* Records to use *

[BEGIN]

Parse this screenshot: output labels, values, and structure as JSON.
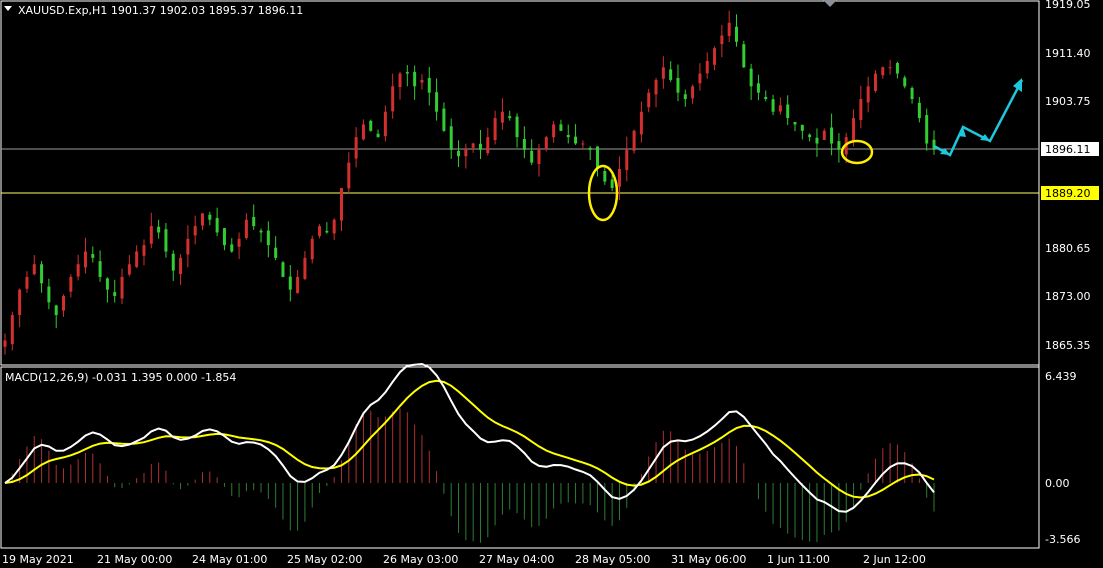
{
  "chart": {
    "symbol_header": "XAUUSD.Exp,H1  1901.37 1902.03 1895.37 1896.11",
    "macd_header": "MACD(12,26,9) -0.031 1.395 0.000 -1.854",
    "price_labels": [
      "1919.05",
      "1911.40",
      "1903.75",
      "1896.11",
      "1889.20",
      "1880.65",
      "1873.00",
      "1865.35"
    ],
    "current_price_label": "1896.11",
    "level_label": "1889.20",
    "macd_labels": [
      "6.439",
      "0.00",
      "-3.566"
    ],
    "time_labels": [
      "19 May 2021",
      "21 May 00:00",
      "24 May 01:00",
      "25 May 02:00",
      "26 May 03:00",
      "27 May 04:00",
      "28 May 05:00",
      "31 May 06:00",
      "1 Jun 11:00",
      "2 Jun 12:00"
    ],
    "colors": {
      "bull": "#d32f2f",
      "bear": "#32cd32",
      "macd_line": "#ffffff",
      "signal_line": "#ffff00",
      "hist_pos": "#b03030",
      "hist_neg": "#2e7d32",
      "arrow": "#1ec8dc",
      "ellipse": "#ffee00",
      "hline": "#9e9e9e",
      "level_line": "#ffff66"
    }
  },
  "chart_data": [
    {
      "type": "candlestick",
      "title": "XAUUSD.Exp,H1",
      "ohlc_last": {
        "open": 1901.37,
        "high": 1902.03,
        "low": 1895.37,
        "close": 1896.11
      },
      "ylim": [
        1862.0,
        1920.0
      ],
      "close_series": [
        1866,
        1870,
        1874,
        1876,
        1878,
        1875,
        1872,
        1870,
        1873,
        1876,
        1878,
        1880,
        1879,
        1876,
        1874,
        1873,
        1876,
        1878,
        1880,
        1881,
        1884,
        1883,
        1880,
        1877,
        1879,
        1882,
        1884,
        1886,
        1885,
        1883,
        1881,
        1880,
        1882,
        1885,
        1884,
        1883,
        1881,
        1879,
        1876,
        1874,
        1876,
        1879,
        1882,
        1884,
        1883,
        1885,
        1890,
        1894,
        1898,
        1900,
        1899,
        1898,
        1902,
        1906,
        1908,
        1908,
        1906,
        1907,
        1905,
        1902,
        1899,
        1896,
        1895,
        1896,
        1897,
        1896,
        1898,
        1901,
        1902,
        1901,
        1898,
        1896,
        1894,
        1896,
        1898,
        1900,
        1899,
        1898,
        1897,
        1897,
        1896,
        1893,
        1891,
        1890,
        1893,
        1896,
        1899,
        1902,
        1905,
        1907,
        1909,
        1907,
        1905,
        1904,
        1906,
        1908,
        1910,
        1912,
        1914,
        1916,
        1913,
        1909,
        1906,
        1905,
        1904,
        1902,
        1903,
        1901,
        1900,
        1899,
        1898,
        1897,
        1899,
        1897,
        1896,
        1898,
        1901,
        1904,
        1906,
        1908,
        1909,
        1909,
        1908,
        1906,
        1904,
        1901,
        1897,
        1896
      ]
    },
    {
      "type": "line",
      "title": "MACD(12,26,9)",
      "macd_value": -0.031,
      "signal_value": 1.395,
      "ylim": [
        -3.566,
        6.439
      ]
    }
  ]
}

[END]
[BEGIN]

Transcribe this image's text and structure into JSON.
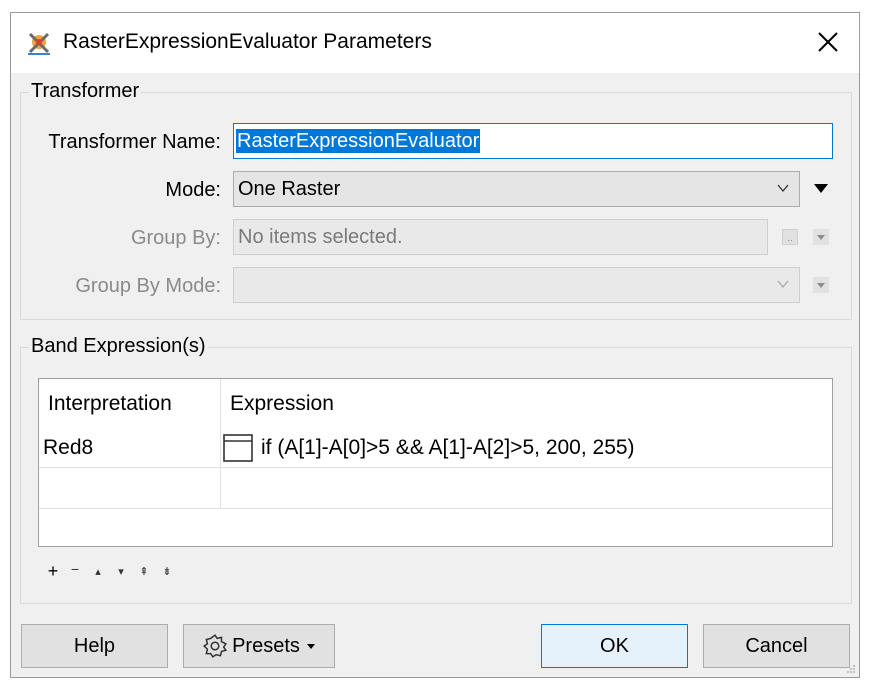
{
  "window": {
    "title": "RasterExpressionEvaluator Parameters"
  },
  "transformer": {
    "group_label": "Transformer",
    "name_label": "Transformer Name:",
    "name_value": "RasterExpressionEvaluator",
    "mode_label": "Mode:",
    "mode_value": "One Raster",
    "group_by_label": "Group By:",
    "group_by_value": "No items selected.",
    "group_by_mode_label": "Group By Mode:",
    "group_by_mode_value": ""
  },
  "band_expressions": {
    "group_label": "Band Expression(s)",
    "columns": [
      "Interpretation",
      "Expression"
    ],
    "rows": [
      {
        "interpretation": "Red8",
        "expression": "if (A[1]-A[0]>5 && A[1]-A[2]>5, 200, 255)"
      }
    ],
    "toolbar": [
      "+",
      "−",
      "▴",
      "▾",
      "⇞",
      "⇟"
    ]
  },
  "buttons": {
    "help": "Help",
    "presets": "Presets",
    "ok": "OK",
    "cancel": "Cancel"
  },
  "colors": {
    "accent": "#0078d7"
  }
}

[END]
[BEGIN]

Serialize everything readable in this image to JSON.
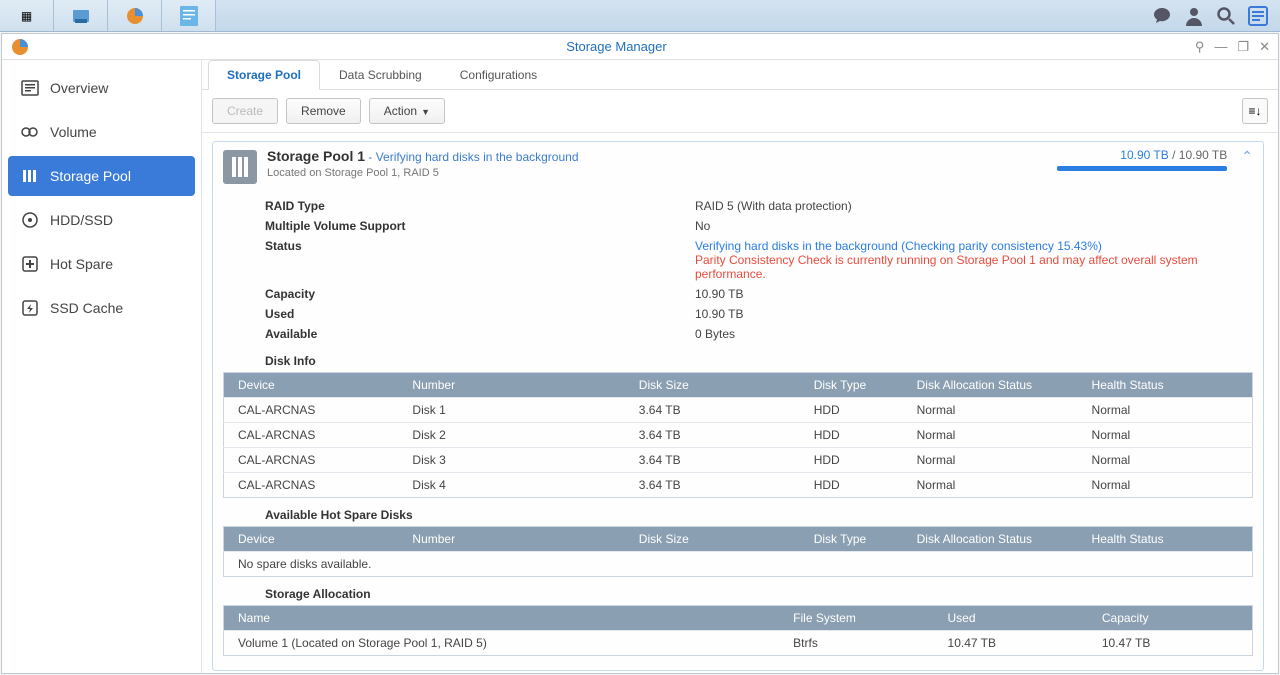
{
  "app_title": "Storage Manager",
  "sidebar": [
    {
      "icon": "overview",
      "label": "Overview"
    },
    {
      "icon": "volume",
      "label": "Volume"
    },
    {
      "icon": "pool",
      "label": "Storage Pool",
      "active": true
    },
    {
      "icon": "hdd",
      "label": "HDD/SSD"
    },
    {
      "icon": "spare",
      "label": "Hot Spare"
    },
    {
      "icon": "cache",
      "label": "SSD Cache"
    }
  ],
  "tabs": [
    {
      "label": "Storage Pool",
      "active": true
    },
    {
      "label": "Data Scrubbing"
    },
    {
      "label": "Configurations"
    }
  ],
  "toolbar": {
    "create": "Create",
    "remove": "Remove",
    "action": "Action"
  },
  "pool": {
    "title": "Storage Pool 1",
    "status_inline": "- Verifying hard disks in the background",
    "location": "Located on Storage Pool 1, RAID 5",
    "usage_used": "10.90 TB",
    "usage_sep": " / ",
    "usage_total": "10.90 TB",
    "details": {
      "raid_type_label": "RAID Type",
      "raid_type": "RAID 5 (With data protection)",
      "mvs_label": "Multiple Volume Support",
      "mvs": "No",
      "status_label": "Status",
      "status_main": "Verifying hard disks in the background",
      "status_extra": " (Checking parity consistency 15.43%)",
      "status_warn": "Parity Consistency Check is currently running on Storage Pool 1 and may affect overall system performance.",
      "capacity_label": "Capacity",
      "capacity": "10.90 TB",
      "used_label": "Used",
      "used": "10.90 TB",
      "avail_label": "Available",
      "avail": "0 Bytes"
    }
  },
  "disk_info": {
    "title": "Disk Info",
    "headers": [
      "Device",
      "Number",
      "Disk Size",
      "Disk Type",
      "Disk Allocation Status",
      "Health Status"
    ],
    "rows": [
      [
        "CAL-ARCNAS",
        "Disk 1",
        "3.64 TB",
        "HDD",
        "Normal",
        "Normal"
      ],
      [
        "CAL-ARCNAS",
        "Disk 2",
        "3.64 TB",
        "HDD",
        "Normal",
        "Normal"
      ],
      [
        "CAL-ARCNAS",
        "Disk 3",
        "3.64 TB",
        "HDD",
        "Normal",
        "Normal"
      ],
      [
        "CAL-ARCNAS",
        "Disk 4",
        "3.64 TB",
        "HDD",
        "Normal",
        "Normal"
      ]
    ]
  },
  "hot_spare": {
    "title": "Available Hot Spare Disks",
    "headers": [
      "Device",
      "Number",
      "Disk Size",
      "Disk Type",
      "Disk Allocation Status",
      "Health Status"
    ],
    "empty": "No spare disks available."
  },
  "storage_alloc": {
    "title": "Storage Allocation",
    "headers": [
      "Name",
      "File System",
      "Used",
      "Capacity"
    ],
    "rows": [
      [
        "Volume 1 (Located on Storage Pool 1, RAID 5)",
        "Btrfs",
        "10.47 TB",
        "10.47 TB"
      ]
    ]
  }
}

[END]

* Exercise task *
Your answer should be one number: how many lines of the listing include the word "hard".

* Answer to the problem *
2